◆ **Written problem**: Pictures do not belong in your copy. Repeat all the other data exactly.
###
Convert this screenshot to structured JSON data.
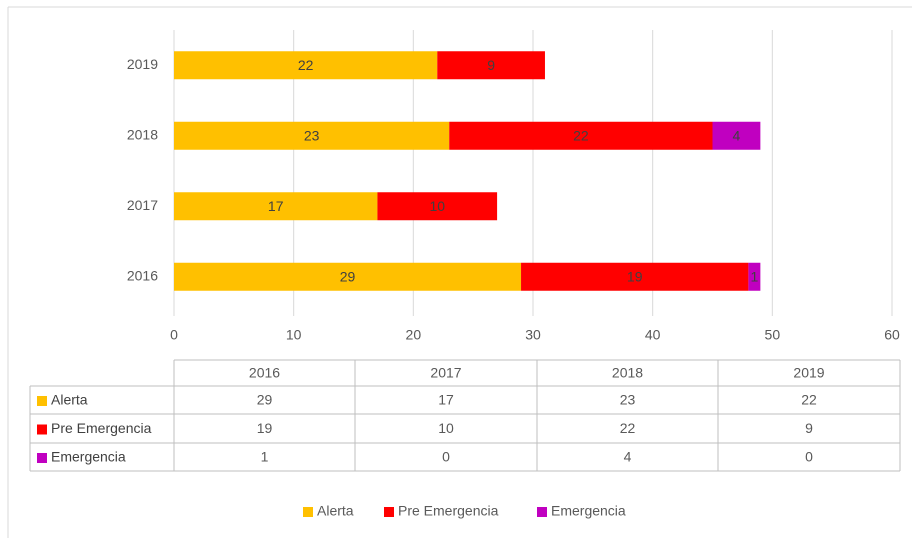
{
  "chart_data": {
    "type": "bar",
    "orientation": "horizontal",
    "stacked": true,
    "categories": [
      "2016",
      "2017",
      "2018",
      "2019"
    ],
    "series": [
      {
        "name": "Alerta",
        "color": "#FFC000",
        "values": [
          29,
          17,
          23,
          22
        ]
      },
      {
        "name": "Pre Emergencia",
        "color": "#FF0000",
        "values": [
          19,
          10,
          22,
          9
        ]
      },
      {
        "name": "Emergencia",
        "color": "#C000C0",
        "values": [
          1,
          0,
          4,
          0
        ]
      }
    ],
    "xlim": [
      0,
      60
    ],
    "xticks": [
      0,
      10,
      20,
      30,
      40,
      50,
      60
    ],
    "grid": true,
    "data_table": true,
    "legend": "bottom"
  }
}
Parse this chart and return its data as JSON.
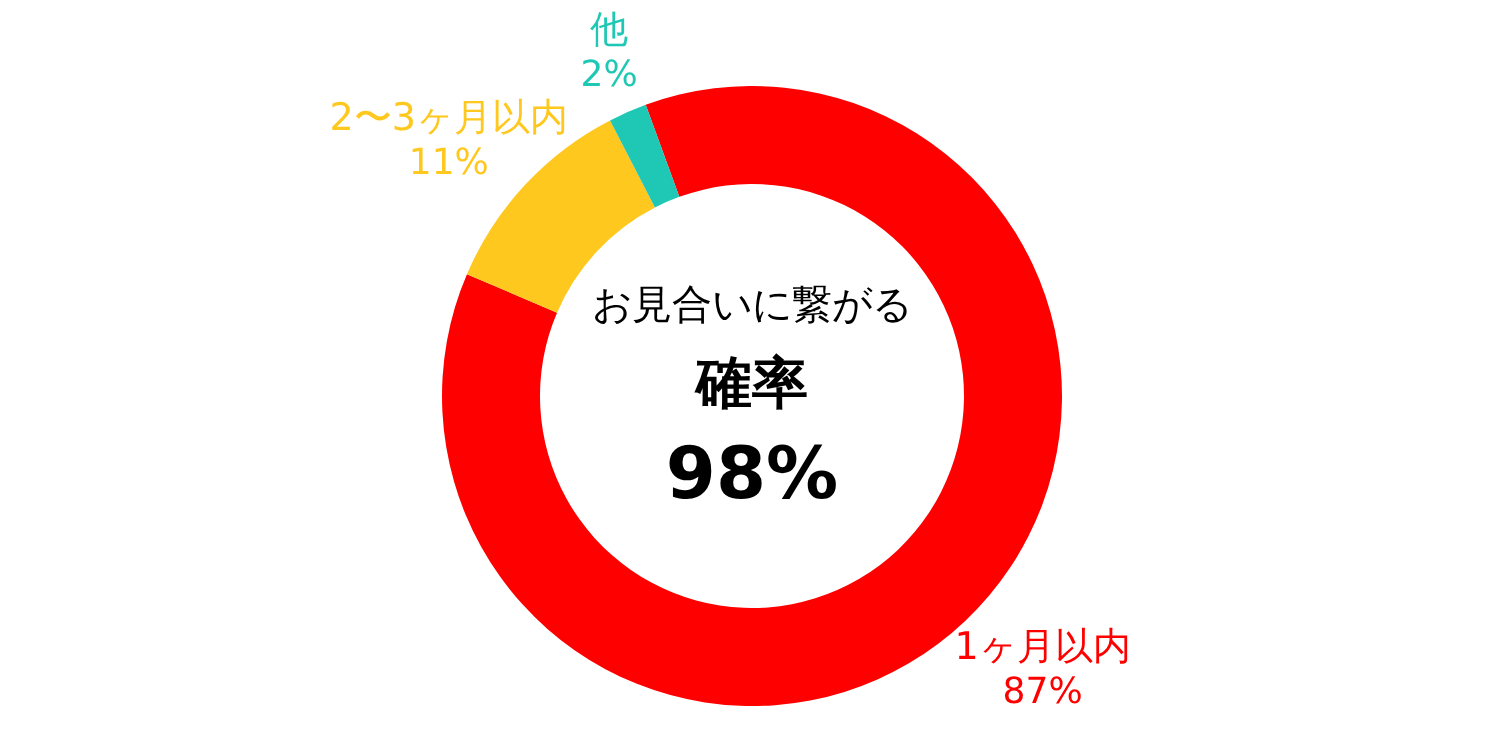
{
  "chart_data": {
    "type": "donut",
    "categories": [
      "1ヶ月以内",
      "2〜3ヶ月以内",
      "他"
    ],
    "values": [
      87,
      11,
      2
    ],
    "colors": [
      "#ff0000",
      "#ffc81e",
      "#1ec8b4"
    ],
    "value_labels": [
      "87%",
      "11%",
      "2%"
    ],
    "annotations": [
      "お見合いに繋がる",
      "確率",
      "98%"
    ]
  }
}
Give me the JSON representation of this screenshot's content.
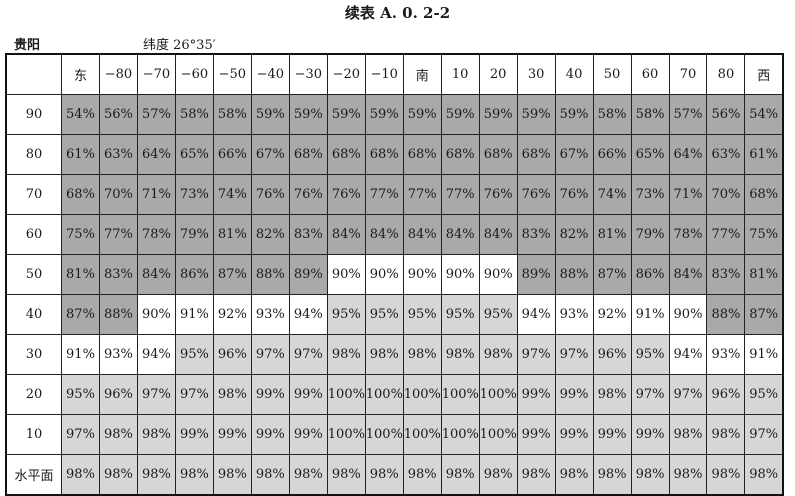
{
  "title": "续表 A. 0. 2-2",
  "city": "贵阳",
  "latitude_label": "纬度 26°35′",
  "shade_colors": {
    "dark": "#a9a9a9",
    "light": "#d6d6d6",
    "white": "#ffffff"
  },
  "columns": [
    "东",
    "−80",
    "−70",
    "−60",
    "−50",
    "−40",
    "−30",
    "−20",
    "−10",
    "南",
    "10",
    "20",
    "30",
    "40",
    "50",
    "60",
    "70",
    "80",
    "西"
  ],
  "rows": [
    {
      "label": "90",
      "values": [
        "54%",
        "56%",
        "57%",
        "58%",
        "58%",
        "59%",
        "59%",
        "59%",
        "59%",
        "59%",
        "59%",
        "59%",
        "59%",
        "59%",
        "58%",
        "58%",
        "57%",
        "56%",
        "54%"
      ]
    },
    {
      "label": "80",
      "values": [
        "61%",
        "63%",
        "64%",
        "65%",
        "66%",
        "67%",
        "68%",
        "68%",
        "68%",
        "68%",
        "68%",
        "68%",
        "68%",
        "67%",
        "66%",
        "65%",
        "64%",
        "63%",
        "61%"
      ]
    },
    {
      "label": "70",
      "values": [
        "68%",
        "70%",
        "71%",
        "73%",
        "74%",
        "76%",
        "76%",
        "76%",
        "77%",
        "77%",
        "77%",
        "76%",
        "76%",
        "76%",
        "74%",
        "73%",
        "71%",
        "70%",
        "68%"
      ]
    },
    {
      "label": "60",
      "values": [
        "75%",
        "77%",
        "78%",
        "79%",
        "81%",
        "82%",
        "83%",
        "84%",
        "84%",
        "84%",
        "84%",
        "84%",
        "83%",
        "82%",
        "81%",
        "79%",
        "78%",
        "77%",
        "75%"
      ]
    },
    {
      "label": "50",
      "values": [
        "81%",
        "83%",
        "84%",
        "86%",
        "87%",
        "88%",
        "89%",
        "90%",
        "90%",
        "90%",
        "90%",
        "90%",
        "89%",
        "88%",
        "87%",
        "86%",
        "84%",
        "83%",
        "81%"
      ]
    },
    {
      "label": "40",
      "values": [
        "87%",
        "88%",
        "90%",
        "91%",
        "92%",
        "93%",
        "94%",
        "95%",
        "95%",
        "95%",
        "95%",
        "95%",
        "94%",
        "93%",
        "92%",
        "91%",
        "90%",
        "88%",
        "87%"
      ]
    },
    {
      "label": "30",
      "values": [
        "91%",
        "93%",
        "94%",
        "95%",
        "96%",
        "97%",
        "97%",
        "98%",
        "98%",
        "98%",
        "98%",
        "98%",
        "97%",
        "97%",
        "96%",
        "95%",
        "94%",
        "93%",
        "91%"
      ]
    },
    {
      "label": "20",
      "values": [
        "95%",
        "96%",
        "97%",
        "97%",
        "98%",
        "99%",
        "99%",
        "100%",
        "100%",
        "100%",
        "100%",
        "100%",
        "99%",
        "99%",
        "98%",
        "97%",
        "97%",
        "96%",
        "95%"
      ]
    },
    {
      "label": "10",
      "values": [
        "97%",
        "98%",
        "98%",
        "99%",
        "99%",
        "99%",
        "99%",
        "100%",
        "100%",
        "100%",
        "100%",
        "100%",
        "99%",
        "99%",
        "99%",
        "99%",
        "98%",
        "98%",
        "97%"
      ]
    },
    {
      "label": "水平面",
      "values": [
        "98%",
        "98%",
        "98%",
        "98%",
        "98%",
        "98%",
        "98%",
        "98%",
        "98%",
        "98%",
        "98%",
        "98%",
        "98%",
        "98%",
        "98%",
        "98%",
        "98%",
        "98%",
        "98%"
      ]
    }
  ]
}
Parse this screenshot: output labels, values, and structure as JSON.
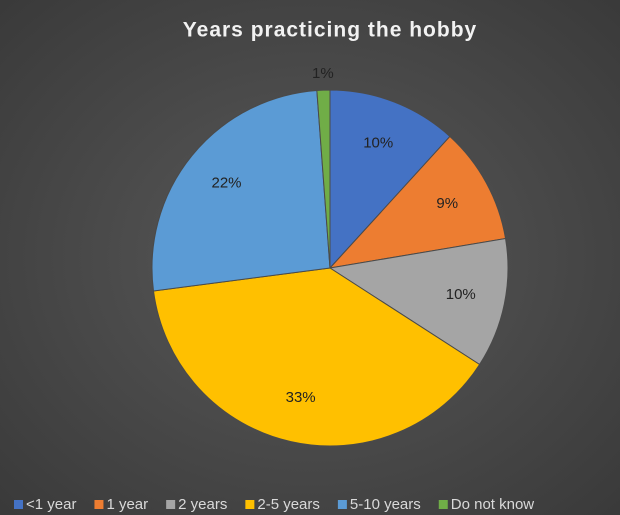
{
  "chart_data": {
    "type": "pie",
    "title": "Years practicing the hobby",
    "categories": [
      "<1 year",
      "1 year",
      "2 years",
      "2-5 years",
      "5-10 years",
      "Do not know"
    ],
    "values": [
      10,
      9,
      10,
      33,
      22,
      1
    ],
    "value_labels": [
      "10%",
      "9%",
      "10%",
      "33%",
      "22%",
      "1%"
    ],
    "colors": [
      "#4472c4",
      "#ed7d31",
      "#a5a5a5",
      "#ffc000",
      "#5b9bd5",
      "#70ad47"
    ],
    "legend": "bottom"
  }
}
###
◆ **Answer for the task**:
Convert this screenshot to structured JSON data.
{
  "chart_data": {
    "type": "bar",
    "orientation": "horizontal",
    "stacked": true,
    "categories": [
      "2016",
      "2017",
      "2018",
      "2019"
    ],
    "series": [
      {
        "name": "Alerta",
        "color": "#FFC000",
        "values": [
          29,
          17,
          23,
          22
        ]
      },
      {
        "name": "Pre Emergencia",
        "color": "#FF0000",
        "values": [
          19,
          10,
          22,
          9
        ]
      },
      {
        "name": "Emergencia",
        "color": "#C000C0",
        "values": [
          1,
          0,
          4,
          0
        ]
      }
    ],
    "xlim": [
      0,
      60
    ],
    "xticks": [
      0,
      10,
      20,
      30,
      40,
      50,
      60
    ],
    "grid": true,
    "data_table": true,
    "legend": "bottom"
  }
}
Parse this chart and return its data as JSON.
{
  "chart_data": {
    "type": "donut",
    "categories": [
      "1ヶ月以内",
      "2〜3ヶ月以内",
      "他"
    ],
    "values": [
      87,
      11,
      2
    ],
    "colors": [
      "#ff0000",
      "#ffc81e",
      "#1ec8b4"
    ],
    "value_labels": [
      "87%",
      "11%",
      "2%"
    ],
    "annotations": [
      "お見合いに繋がる",
      "確率",
      "98%"
    ]
  }
}
Give me the JSON representation of this screenshot's content.
{
  "title": "续表 A. 0. 2-2",
  "city": "贵阳",
  "latitude_label": "纬度 26°35′",
  "shade_colors": {
    "dark": "#a9a9a9",
    "light": "#d6d6d6",
    "white": "#ffffff"
  },
  "columns": [
    "东",
    "−80",
    "−70",
    "−60",
    "−50",
    "−40",
    "−30",
    "−20",
    "−10",
    "南",
    "10",
    "20",
    "30",
    "40",
    "50",
    "60",
    "70",
    "80",
    "西"
  ],
  "rows": [
    {
      "label": "90",
      "values": [
        "54%",
        "56%",
        "57%",
        "58%",
        "58%",
        "59%",
        "59%",
        "59%",
        "59%",
        "59%",
        "59%",
        "59%",
        "59%",
        "59%",
        "58%",
        "58%",
        "57%",
        "56%",
        "54%"
      ]
    },
    {
      "label": "80",
      "values": [
        "61%",
        "63%",
        "64%",
        "65%",
        "66%",
        "67%",
        "68%",
        "68%",
        "68%",
        "68%",
        "68%",
        "68%",
        "68%",
        "67%",
        "66%",
        "65%",
        "64%",
        "63%",
        "61%"
      ]
    },
    {
      "label": "70",
      "values": [
        "68%",
        "70%",
        "71%",
        "73%",
        "74%",
        "76%",
        "76%",
        "76%",
        "77%",
        "77%",
        "77%",
        "76%",
        "76%",
        "76%",
        "74%",
        "73%",
        "71%",
        "70%",
        "68%"
      ]
    },
    {
      "label": "60",
      "values": [
        "75%",
        "77%",
        "78%",
        "79%",
        "81%",
        "82%",
        "83%",
        "84%",
        "84%",
        "84%",
        "84%",
        "84%",
        "83%",
        "82%",
        "81%",
        "79%",
        "78%",
        "77%",
        "75%"
      ]
    },
    {
      "label": "50",
      "values": [
        "81%",
        "83%",
        "84%",
        "86%",
        "87%",
        "88%",
        "89%",
        "90%",
        "90%",
        "90%",
        "90%",
        "90%",
        "89%",
        "88%",
        "87%",
        "86%",
        "84%",
        "83%",
        "81%"
      ]
    },
    {
      "label": "40",
      "values": [
        "87%",
        "88%",
        "90%",
        "91%",
        "92%",
        "93%",
        "94%",
        "95%",
        "95%",
        "95%",
        "95%",
        "95%",
        "94%",
        "93%",
        "92%",
        "91%",
        "90%",
        "88%",
        "87%"
      ]
    },
    {
      "label": "30",
      "values": [
        "91%",
        "93%",
        "94%",
        "95%",
        "96%",
        "97%",
        "97%",
        "98%",
        "98%",
        "98%",
        "98%",
        "98%",
        "97%",
        "97%",
        "96%",
        "95%",
        "94%",
        "93%",
        "91%"
      ]
    },
    {
      "label": "20",
      "values": [
        "95%",
        "96%",
        "97%",
        "97%",
        "98%",
        "99%",
        "99%",
        "100%",
        "100%",
        "100%",
        "100%",
        "100%",
        "99%",
        "99%",
        "98%",
        "97%",
        "97%",
        "96%",
        "95%"
      ]
    },
    {
      "label": "10",
      "values": [
        "97%",
        "98%",
        "98%",
        "99%",
        "99%",
        "99%",
        "99%",
        "100%",
        "100%",
        "100%",
        "100%",
        "100%",
        "99%",
        "99%",
        "99%",
        "99%",
        "98%",
        "98%",
        "97%"
      ]
    },
    {
      "label": "水平面",
      "values": [
        "98%",
        "98%",
        "98%",
        "98%",
        "98%",
        "98%",
        "98%",
        "98%",
        "98%",
        "98%",
        "98%",
        "98%",
        "98%",
        "98%",
        "98%",
        "98%",
        "98%",
        "98%",
        "98%"
      ]
    }
  ]
}
Parse this screenshot: output labels, values, and structure as JSON.
{
  "chart_data": {
    "type": "pie",
    "title": "Years practicing the hobby",
    "categories": [
      "<1 year",
      "1 year",
      "2 years",
      "2-5 years",
      "5-10 years",
      "Do not know"
    ],
    "values": [
      10,
      9,
      10,
      33,
      22,
      1
    ],
    "value_labels": [
      "10%",
      "9%",
      "10%",
      "33%",
      "22%",
      "1%"
    ],
    "colors": [
      "#4472c4",
      "#ed7d31",
      "#a5a5a5",
      "#ffc000",
      "#5b9bd5",
      "#70ad47"
    ],
    "legend": "bottom"
  }
}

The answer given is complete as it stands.